Wherever a line in the data below holds "JSON", copy that line.

(Records that describe figures)
>> BEGIN
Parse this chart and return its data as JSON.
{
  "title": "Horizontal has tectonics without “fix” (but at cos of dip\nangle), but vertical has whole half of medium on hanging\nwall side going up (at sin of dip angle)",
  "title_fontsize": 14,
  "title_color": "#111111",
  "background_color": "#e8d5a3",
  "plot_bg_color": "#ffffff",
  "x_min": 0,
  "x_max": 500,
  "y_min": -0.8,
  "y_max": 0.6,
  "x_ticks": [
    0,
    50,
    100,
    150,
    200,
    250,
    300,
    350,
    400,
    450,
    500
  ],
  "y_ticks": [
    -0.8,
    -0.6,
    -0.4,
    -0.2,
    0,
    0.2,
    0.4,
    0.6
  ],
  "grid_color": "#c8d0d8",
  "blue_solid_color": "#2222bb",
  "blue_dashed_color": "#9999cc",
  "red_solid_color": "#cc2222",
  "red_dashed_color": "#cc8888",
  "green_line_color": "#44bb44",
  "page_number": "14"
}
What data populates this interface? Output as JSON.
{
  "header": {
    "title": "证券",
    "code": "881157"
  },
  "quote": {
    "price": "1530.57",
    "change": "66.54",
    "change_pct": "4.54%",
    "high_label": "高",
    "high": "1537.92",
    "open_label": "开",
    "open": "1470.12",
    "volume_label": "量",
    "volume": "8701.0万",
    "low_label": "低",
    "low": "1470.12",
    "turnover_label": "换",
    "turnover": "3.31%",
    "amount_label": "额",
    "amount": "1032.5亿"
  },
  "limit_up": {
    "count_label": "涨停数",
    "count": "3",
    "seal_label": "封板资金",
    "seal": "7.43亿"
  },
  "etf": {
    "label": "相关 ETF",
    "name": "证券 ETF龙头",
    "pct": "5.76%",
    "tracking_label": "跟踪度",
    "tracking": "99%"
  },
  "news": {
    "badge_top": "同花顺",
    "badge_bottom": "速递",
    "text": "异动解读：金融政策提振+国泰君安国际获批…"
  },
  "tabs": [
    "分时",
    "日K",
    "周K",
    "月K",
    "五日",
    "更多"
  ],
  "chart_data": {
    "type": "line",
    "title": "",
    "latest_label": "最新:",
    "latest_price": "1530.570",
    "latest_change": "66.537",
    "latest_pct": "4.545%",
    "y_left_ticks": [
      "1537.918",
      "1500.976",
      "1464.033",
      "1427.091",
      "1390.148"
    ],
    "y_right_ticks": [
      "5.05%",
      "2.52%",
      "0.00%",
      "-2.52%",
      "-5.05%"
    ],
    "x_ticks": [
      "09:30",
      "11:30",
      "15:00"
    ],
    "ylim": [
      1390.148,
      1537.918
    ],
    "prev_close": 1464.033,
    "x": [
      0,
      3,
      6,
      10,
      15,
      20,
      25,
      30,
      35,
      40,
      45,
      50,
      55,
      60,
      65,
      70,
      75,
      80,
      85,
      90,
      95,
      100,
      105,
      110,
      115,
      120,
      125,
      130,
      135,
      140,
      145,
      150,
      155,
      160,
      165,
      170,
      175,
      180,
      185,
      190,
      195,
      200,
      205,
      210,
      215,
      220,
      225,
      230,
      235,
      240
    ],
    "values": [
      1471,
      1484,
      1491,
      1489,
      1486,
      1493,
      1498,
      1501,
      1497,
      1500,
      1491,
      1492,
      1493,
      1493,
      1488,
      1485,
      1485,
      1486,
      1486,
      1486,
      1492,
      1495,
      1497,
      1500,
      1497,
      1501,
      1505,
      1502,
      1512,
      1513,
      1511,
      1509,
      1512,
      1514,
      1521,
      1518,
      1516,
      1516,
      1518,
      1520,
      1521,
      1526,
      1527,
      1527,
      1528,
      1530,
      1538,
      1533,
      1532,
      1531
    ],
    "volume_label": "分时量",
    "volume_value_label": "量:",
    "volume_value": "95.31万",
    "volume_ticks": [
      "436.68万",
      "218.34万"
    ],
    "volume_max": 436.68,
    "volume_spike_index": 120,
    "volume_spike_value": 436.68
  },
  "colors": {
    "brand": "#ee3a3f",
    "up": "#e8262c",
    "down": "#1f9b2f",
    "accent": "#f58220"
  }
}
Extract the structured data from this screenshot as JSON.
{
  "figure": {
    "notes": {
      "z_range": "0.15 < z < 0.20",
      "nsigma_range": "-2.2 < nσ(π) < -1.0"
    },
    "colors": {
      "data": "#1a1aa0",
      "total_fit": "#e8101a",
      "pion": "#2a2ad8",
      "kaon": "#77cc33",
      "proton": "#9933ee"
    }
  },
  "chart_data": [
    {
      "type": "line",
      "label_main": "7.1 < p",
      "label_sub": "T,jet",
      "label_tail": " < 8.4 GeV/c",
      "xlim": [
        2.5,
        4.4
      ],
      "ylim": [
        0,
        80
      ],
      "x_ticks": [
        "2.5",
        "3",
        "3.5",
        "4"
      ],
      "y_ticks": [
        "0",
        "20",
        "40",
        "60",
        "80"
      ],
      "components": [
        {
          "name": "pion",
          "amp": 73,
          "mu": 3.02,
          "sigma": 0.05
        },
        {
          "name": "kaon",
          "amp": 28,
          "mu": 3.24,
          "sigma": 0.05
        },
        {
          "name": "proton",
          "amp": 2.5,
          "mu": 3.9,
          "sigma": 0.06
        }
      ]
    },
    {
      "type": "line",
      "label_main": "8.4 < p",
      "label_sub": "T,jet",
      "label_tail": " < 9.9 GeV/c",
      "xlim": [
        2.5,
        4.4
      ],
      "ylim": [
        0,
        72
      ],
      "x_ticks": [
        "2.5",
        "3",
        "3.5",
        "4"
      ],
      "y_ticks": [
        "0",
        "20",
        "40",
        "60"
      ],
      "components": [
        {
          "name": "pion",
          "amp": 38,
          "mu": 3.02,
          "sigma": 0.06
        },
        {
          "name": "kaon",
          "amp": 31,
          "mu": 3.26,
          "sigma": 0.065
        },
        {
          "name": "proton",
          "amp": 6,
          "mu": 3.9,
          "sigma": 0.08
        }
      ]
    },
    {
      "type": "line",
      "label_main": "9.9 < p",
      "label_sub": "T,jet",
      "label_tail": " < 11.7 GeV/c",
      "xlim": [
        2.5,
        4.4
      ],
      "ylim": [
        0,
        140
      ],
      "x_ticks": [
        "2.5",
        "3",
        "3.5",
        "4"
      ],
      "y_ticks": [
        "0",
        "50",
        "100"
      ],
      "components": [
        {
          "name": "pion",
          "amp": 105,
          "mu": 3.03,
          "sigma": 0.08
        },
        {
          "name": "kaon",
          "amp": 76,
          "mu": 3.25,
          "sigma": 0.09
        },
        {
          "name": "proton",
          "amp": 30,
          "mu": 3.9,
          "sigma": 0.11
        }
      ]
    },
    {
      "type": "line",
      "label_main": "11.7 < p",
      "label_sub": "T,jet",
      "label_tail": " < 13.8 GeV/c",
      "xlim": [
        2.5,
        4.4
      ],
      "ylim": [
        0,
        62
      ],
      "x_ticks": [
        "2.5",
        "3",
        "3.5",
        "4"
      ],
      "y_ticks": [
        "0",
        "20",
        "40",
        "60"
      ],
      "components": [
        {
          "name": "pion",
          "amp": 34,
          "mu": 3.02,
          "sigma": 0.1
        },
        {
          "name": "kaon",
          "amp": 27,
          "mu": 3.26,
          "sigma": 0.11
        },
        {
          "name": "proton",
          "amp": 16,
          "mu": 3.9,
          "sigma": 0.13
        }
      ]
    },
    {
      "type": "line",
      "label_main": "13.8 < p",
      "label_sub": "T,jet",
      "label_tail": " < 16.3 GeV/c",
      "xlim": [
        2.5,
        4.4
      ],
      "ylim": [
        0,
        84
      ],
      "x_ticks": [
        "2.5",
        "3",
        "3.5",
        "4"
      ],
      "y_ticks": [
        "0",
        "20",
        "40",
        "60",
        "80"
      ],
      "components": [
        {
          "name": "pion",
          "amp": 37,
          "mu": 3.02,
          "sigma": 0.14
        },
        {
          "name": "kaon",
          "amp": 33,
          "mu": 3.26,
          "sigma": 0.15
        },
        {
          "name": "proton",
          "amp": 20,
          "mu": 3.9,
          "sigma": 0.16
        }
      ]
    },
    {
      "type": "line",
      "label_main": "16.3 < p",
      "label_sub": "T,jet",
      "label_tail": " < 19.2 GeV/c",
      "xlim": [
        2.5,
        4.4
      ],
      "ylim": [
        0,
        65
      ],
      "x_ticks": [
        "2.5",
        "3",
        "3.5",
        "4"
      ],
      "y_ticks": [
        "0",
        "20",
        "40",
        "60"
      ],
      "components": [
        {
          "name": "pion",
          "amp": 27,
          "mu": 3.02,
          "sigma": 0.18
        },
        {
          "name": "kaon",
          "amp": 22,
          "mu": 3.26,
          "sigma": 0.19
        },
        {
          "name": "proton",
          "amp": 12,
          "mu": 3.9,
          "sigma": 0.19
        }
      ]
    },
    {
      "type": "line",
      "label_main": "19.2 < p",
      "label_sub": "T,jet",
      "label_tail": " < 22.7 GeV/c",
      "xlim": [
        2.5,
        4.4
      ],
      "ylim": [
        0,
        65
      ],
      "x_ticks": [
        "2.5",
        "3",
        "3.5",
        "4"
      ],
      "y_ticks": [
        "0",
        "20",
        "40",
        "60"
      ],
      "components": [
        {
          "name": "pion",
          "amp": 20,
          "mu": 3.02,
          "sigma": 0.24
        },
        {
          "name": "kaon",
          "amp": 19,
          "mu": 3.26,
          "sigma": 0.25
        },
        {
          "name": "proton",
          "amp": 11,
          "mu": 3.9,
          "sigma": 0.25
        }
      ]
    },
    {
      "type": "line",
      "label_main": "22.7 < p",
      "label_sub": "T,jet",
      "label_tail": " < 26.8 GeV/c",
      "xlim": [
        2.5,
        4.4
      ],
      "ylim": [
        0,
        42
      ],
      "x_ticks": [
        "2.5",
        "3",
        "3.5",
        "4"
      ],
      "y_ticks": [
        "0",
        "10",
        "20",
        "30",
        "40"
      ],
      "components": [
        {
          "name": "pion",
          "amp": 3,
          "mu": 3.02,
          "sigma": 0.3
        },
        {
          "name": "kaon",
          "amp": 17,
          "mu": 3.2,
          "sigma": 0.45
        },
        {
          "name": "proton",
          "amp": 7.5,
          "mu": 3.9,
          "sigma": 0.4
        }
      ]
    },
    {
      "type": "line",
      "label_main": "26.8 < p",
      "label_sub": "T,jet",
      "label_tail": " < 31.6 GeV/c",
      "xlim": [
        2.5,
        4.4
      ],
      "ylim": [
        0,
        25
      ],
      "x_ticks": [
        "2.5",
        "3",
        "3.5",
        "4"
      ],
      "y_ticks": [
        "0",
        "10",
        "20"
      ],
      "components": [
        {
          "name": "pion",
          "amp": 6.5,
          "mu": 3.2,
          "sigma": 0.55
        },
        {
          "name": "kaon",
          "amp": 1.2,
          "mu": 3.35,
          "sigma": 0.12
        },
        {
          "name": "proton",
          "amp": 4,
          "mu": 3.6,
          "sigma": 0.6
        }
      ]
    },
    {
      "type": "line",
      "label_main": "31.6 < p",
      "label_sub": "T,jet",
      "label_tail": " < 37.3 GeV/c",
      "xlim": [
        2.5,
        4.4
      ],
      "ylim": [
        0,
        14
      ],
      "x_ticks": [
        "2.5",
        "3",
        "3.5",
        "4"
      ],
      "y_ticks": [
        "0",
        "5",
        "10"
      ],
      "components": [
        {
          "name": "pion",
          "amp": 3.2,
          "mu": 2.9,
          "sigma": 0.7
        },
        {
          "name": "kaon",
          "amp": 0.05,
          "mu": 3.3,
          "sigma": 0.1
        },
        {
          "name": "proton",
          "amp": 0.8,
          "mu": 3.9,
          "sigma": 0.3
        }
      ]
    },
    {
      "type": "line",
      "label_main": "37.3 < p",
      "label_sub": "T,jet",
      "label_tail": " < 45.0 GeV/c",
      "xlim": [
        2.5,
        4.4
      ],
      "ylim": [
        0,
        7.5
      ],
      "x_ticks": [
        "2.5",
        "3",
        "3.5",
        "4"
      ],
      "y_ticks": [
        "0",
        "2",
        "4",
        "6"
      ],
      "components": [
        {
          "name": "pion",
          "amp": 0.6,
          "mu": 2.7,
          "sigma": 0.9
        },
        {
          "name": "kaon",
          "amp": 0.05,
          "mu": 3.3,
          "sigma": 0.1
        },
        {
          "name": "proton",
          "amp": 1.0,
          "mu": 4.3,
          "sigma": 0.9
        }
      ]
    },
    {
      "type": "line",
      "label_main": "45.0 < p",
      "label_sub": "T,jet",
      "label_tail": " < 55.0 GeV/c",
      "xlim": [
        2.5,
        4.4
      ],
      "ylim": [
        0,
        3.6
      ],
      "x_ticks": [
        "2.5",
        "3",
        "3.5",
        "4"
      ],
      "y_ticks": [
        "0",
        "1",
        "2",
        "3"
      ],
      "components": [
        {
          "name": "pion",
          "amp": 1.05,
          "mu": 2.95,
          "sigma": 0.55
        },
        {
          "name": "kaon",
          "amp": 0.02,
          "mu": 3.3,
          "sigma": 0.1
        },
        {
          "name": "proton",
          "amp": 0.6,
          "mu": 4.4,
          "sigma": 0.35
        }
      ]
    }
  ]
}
>> END
Exercise response =
Parse this chart and return its data as JSON.
What data populates this interface? Output as JSON.
Extract the structured data from this screenshot as JSON.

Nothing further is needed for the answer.